Set problem
Please copy out each line of the records below, word for word and in the same order.

[begin Stored data]

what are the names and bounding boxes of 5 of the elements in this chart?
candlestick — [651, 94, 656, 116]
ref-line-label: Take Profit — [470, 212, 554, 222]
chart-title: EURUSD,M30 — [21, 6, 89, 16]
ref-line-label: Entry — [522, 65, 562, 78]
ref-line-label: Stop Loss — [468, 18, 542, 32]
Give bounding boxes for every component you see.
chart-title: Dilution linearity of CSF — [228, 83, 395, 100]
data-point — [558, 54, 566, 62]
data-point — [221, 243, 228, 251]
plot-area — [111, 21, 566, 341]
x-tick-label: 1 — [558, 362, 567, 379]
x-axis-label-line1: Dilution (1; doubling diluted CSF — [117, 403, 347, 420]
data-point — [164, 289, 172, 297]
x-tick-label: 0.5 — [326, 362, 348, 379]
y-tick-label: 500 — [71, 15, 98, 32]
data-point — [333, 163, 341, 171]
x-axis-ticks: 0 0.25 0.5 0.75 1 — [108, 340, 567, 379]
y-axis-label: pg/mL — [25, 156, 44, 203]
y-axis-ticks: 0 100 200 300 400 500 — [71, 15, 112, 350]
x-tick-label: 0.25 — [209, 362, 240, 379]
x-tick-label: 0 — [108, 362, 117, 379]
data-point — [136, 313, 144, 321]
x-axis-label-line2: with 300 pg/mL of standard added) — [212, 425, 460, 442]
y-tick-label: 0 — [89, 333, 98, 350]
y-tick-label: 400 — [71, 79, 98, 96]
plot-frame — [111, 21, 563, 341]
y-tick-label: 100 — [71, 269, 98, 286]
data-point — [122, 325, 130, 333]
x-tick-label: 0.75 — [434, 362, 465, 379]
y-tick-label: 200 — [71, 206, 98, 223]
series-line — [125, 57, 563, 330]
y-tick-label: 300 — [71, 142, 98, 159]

[end Stored data]

In response
what are the names and bounding boxes of 5 of the elements in this chart?
candlestick — [651, 94, 656, 116]
ref-line-label: Take Profit — [470, 212, 554, 222]
chart-title: EURUSD,M30 — [21, 6, 89, 16]
ref-line-label: Entry — [522, 65, 562, 78]
ref-line-label: Stop Loss — [468, 18, 542, 32]
Give bounding boxes for every component you see.
chart-title: Dilution linearity of CSF — [228, 83, 395, 100]
data-point — [558, 54, 566, 62]
data-point — [221, 243, 228, 251]
plot-area — [111, 21, 566, 341]
x-tick-label: 1 — [558, 362, 567, 379]
x-axis-label-line1: Dilution (1; doubling diluted CSF — [117, 403, 347, 420]
data-point — [164, 289, 172, 297]
x-tick-label: 0.5 — [326, 362, 348, 379]
y-tick-label: 500 — [71, 15, 98, 32]
data-point — [333, 163, 341, 171]
x-axis-ticks: 0 0.25 0.5 0.75 1 — [108, 340, 567, 379]
y-axis-label: pg/mL — [25, 156, 44, 203]
y-axis-ticks: 0 100 200 300 400 500 — [71, 15, 112, 350]
x-tick-label: 0.25 — [209, 362, 240, 379]
x-tick-label: 0 — [108, 362, 117, 379]
data-point — [136, 313, 144, 321]
x-axis-label-line2: with 300 pg/mL of standard added) — [212, 425, 460, 442]
y-tick-label: 0 — [89, 333, 98, 350]
y-tick-label: 400 — [71, 79, 98, 96]
plot-frame — [111, 21, 563, 341]
y-tick-label: 100 — [71, 269, 98, 286]
data-point — [122, 325, 130, 333]
x-tick-label: 0.75 — [434, 362, 465, 379]
y-tick-label: 200 — [71, 206, 98, 223]
series-line — [125, 57, 563, 330]
y-tick-label: 300 — [71, 142, 98, 159]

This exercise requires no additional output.